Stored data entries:
|---|
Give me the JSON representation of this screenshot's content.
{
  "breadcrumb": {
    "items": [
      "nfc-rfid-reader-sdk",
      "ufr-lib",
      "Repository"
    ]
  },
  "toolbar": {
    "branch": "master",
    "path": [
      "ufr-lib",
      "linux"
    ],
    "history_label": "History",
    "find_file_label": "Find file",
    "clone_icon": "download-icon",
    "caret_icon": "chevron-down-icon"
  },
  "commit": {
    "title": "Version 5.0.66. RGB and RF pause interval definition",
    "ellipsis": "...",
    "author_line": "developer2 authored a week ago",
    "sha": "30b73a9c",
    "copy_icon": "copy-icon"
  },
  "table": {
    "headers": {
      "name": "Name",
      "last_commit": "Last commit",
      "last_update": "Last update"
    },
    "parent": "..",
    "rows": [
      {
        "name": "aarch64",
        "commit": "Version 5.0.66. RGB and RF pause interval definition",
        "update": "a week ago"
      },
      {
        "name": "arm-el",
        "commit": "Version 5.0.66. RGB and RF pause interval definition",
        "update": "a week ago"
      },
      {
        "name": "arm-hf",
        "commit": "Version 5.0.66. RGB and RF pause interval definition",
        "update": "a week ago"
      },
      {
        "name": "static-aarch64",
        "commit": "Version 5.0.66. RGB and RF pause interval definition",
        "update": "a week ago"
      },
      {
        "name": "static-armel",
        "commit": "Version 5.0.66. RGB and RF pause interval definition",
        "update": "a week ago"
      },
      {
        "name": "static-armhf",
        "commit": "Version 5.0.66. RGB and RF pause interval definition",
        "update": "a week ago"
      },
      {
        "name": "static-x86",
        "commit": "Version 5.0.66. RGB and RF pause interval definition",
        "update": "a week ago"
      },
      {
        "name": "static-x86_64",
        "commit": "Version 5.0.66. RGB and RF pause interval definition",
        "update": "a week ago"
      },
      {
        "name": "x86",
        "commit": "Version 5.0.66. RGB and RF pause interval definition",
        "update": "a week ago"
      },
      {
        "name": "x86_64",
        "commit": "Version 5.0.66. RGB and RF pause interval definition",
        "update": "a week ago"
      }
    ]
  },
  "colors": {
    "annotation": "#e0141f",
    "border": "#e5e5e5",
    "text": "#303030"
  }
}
|---|
*OBJECTIVE*: Print the material once more, exactly.

*RESPONSE TO THE EXERCISE*:
Give me the JSON representation of this screenshot's content.
{
  "breadcrumb": {
    "items": [
      "nfc-rfid-reader-sdk",
      "ufr-lib",
      "Repository"
    ]
  },
  "toolbar": {
    "branch": "master",
    "path": [
      "ufr-lib",
      "linux"
    ],
    "history_label": "History",
    "find_file_label": "Find file",
    "clone_icon": "download-icon",
    "caret_icon": "chevron-down-icon"
  },
  "commit": {
    "title": "Version 5.0.66. RGB and RF pause interval definition",
    "ellipsis": "...",
    "author_line": "developer2 authored a week ago",
    "sha": "30b73a9c",
    "copy_icon": "copy-icon"
  },
  "table": {
    "headers": {
      "name": "Name",
      "last_commit": "Last commit",
      "last_update": "Last update"
    },
    "parent": "..",
    "rows": [
      {
        "name": "aarch64",
        "commit": "Version 5.0.66. RGB and RF pause interval definition",
        "update": "a week ago"
      },
      {
        "name": "arm-el",
        "commit": "Version 5.0.66. RGB and RF pause interval definition",
        "update": "a week ago"
      },
      {
        "name": "arm-hf",
        "commit": "Version 5.0.66. RGB and RF pause interval definition",
        "update": "a week ago"
      },
      {
        "name": "static-aarch64",
        "commit": "Version 5.0.66. RGB and RF pause interval definition",
        "update": "a week ago"
      },
      {
        "name": "static-armel",
        "commit": "Version 5.0.66. RGB and RF pause interval definition",
        "update": "a week ago"
      },
      {
        "name": "static-armhf",
        "commit": "Version 5.0.66. RGB and RF pause interval definition",
        "update": "a week ago"
      },
      {
        "name": "static-x86",
        "commit": "Version 5.0.66. RGB and RF pause interval definition",
        "update": "a week ago"
      },
      {
        "name": "static-x86_64",
        "commit": "Version 5.0.66. RGB and RF pause interval definition",
        "update": "a week ago"
      },
      {
        "name": "x86",
        "commit": "Version 5.0.66. RGB and RF pause interval definition",
        "update": "a week ago"
      },
      {
        "name": "x86_64",
        "commit": "Version 5.0.66. RGB and RF pause interval definition",
        "update": "a week ago"
      }
    ]
  },
  "colors": {
    "annotation": "#e0141f",
    "border": "#e5e5e5",
    "text": "#303030"
  }
}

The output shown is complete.